### Required work
The records should be written out in full, with nothing altered.

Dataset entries
========================================================================
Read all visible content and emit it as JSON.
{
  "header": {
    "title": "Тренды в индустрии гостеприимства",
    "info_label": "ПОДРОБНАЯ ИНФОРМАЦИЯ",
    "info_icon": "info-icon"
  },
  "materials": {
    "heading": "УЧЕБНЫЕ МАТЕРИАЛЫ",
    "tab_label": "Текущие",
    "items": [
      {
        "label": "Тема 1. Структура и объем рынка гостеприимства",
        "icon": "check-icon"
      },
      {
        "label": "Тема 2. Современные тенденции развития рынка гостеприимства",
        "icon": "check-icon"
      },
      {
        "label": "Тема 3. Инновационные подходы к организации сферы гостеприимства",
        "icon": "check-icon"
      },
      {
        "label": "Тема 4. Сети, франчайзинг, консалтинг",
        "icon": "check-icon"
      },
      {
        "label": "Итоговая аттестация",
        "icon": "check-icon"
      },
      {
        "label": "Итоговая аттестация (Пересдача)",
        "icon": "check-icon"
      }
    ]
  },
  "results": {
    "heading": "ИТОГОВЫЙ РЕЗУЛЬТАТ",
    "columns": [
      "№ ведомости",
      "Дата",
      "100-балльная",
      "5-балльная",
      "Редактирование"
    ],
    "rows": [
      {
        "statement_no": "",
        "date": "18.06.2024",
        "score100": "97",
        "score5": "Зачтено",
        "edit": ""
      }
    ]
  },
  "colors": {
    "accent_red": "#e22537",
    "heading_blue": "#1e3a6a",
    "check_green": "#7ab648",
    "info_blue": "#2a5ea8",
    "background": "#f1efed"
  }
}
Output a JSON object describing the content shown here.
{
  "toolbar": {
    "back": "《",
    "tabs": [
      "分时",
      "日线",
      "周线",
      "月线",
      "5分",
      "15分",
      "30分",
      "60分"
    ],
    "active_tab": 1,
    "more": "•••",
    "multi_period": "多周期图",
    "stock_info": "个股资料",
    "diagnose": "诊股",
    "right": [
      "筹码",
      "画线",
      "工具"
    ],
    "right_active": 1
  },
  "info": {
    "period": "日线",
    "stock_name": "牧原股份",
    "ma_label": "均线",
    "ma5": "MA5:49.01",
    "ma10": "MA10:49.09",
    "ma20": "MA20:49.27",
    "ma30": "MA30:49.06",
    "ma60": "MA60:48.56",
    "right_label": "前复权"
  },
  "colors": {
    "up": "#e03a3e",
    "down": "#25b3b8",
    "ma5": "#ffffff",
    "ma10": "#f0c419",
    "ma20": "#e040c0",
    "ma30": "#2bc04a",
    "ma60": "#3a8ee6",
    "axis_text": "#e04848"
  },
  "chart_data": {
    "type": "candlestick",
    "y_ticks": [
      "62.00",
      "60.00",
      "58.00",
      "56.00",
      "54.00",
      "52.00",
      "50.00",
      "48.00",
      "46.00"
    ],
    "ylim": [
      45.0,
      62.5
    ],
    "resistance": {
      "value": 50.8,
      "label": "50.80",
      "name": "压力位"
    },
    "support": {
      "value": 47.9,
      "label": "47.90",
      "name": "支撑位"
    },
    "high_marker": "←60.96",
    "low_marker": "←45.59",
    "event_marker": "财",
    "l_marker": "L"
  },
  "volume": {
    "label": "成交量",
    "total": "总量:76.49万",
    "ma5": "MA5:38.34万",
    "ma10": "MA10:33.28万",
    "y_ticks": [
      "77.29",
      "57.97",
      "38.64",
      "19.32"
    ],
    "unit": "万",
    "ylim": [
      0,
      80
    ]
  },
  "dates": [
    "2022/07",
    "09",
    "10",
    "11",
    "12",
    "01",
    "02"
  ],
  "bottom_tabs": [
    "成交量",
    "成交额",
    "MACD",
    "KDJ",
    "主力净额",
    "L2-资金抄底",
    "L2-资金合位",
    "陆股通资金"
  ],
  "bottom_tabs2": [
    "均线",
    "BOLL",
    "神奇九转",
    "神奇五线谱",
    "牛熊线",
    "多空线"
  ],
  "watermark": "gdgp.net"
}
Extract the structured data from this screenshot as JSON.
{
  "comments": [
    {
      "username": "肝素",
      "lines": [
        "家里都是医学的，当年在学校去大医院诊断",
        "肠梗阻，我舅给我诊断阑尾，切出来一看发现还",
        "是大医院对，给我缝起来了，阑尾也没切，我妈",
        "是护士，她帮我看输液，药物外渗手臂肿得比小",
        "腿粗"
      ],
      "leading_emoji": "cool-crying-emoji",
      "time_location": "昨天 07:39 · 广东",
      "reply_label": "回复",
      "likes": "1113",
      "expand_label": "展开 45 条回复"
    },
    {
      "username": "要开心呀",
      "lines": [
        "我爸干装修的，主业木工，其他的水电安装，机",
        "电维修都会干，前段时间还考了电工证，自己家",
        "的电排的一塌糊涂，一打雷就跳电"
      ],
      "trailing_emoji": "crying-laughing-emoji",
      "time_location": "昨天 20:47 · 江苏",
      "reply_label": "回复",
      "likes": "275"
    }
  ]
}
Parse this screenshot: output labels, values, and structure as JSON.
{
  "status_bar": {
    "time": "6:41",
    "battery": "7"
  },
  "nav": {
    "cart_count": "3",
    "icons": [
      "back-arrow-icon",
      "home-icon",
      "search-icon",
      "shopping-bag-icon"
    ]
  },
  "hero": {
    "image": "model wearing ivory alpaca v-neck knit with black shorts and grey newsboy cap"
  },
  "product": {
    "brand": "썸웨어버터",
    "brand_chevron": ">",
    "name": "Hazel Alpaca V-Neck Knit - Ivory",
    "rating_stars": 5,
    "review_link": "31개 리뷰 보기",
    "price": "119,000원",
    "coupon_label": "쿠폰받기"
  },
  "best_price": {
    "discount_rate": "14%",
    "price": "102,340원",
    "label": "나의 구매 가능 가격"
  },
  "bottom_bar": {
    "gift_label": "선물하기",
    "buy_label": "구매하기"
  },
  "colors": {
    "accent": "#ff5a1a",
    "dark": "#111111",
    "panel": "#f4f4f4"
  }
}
========================================================================
### Output of the task
Read all visible content and emit it as JSON.
{
  "header": {
    "title": "Тренды в индустрии гостеприимства",
    "info_label": "ПОДРОБНАЯ ИНФОРМАЦИЯ",
    "info_icon": "info-icon"
  },
  "materials": {
    "heading": "УЧЕБНЫЕ МАТЕРИАЛЫ",
    "tab_label": "Текущие",
    "items": [
      {
        "label": "Тема 1. Структура и объем рынка гостеприимства",
        "icon": "check-icon"
      },
      {
        "label": "Тема 2. Современные тенденции развития рынка гостеприимства",
        "icon": "check-icon"
      },
      {
        "label": "Тема 3. Инновационные подходы к организации сферы гостеприимства",
        "icon": "check-icon"
      },
      {
        "label": "Тема 4. Сети, франчайзинг, консалтинг",
        "icon": "check-icon"
      },
      {
        "label": "Итоговая аттестация",
        "icon": "check-icon"
      },
      {
        "label": "Итоговая аттестация (Пересдача)",
        "icon": "check-icon"
      }
    ]
  },
  "results": {
    "heading": "ИТОГОВЫЙ РЕЗУЛЬТАТ",
    "columns": [
      "№ ведомости",
      "Дата",
      "100-балльная",
      "5-балльная",
      "Редактирование"
    ],
    "rows": [
      {
        "statement_no": "",
        "date": "18.06.2024",
        "score100": "97",
        "score5": "Зачтено",
        "edit": ""
      }
    ]
  },
  "colors": {
    "accent_red": "#e22537",
    "heading_blue": "#1e3a6a",
    "check_green": "#7ab648",
    "info_blue": "#2a5ea8",
    "background": "#f1efed"
  }
}
Output a JSON object describing the content shown here.
{
  "toolbar": {
    "back": "《",
    "tabs": [
      "分时",
      "日线",
      "周线",
      "月线",
      "5分",
      "15分",
      "30分",
      "60分"
    ],
    "active_tab": 1,
    "more": "•••",
    "multi_period": "多周期图",
    "stock_info": "个股资料",
    "diagnose": "诊股",
    "right": [
      "筹码",
      "画线",
      "工具"
    ],
    "right_active": 1
  },
  "info": {
    "period": "日线",
    "stock_name": "牧原股份",
    "ma_label": "均线",
    "ma5": "MA5:49.01",
    "ma10": "MA10:49.09",
    "ma20": "MA20:49.27",
    "ma30": "MA30:49.06",
    "ma60": "MA60:48.56",
    "right_label": "前复权"
  },
  "colors": {
    "up": "#e03a3e",
    "down": "#25b3b8",
    "ma5": "#ffffff",
    "ma10": "#f0c419",
    "ma20": "#e040c0",
    "ma30": "#2bc04a",
    "ma60": "#3a8ee6",
    "axis_text": "#e04848"
  },
  "chart_data": {
    "type": "candlestick",
    "y_ticks": [
      "62.00",
      "60.00",
      "58.00",
      "56.00",
      "54.00",
      "52.00",
      "50.00",
      "48.00",
      "46.00"
    ],
    "ylim": [
      45.0,
      62.5
    ],
    "resistance": {
      "value": 50.8,
      "label": "50.80",
      "name": "压力位"
    },
    "support": {
      "value": 47.9,
      "label": "47.90",
      "name": "支撑位"
    },
    "high_marker": "←60.96",
    "low_marker": "←45.59",
    "event_marker": "财",
    "l_marker": "L"
  },
  "volume": {
    "label": "成交量",
    "total": "总量:76.49万",
    "ma5": "MA5:38.34万",
    "ma10": "MA10:33.28万",
    "y_ticks": [
      "77.29",
      "57.97",
      "38.64",
      "19.32"
    ],
    "unit": "万",
    "ylim": [
      0,
      80
    ]
  },
  "dates": [
    "2022/07",
    "09",
    "10",
    "11",
    "12",
    "01",
    "02"
  ],
  "bottom_tabs": [
    "成交量",
    "成交额",
    "MACD",
    "KDJ",
    "主力净额",
    "L2-资金抄底",
    "L2-资金合位",
    "陆股通资金"
  ],
  "bottom_tabs2": [
    "均线",
    "BOLL",
    "神奇九转",
    "神奇五线谱",
    "牛熊线",
    "多空线"
  ],
  "watermark": "gdgp.net"
}
Extract the structured data from this screenshot as JSON.
{
  "comments": [
    {
      "username": "肝素",
      "lines": [
        "家里都是医学的，当年在学校去大医院诊断",
        "肠梗阻，我舅给我诊断阑尾，切出来一看发现还",
        "是大医院对，给我缝起来了，阑尾也没切，我妈",
        "是护士，她帮我看输液，药物外渗手臂肿得比小",
        "腿粗"
      ],
      "leading_emoji": "cool-crying-emoji",
      "time_location": "昨天 07:39 · 广东",
      "reply_label": "回复",
      "likes": "1113",
      "expand_label": "展开 45 条回复"
    },
    {
      "username": "要开心呀",
      "lines": [
        "我爸干装修的，主业木工，其他的水电安装，机",
        "电维修都会干，前段时间还考了电工证，自己家",
        "的电排的一塌糊涂，一打雷就跳电"
      ],
      "trailing_emoji": "crying-laughing-emoji",
      "time_location": "昨天 20:47 · 江苏",
      "reply_label": "回复",
      "likes": "275"
    }
  ]
}
Parse this screenshot: output labels, values, and structure as JSON.
{
  "status_bar": {
    "time": "6:41",
    "battery": "7"
  },
  "nav": {
    "cart_count": "3",
    "icons": [
      "back-arrow-icon",
      "home-icon",
      "search-icon",
      "shopping-bag-icon"
    ]
  },
  "hero": {
    "image": "model wearing ivory alpaca v-neck knit with black shorts and grey newsboy cap"
  },
  "product": {
    "brand": "썸웨어버터",
    "brand_chevron": ">",
    "name": "Hazel Alpaca V-Neck Knit - Ivory",
    "rating_stars": 5,
    "review_link": "31개 리뷰 보기",
    "price": "119,000원",
    "coupon_label": "쿠폰받기"
  },
  "best_price": {
    "discount_rate": "14%",
    "price": "102,340원",
    "label": "나의 구매 가능 가격"
  },
  "bottom_bar": {
    "gift_label": "선물하기",
    "buy_label": "구매하기"
  },
  "colors": {
    "accent": "#ff5a1a",
    "dark": "#111111",
    "panel": "#f4f4f4"
  }
}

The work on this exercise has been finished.